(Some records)

══════

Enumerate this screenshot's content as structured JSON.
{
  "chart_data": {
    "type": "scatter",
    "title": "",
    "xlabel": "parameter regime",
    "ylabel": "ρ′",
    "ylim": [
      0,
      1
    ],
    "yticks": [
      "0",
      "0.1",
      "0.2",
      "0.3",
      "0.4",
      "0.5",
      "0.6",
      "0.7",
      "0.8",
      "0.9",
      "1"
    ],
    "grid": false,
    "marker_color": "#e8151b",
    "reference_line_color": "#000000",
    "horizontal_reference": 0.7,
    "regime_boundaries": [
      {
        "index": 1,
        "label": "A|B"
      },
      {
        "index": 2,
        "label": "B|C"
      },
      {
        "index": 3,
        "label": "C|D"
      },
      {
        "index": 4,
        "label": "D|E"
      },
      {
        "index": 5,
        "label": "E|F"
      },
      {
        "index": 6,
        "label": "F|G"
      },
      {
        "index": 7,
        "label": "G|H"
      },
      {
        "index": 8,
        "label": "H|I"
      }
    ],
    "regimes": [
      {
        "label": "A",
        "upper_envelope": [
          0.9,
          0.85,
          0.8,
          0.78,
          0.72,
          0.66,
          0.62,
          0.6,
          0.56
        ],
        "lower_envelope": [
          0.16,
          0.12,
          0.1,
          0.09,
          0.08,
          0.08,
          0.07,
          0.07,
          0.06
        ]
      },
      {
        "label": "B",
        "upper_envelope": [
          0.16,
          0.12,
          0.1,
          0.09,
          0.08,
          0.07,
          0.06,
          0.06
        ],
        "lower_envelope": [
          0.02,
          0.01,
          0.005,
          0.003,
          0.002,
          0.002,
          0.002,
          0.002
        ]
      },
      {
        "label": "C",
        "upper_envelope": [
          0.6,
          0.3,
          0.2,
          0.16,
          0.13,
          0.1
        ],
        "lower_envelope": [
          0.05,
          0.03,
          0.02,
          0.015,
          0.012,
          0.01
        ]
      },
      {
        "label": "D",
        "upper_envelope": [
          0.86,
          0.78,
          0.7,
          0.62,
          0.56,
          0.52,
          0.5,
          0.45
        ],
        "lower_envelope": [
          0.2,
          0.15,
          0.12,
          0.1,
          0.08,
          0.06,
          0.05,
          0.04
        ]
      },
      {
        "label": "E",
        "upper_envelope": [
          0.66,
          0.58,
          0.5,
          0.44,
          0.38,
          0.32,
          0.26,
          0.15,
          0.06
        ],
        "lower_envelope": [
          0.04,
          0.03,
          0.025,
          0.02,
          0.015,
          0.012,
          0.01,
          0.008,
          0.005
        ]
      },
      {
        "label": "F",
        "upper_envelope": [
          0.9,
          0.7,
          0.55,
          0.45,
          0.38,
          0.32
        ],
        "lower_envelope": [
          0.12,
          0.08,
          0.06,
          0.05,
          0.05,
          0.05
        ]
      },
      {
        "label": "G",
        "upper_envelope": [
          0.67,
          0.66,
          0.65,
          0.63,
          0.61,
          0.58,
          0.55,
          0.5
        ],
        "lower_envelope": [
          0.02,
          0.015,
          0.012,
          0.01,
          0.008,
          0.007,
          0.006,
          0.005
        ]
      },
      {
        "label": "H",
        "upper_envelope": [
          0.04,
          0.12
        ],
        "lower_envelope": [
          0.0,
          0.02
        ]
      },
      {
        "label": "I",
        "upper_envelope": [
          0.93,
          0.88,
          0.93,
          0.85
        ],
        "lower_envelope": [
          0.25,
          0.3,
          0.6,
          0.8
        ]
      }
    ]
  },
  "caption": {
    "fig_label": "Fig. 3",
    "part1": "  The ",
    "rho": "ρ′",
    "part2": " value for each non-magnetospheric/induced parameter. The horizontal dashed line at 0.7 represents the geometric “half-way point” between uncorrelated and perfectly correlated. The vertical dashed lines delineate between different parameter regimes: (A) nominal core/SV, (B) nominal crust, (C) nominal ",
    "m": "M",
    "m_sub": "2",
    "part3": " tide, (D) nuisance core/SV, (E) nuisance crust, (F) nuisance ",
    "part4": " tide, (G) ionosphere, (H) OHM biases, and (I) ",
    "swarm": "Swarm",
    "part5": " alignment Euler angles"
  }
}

══════

EXERCISE INSTRUCTIONS:
Within the data above, pick out all lines holding the word "tide".

SOLUTION:
    "part3": " tide, (D) nuisance core/SV, (E) nuisance crust, (F) nuisance ",
    "part4": " tide, (G) ionosphere, (H) OHM biases, and (I) ",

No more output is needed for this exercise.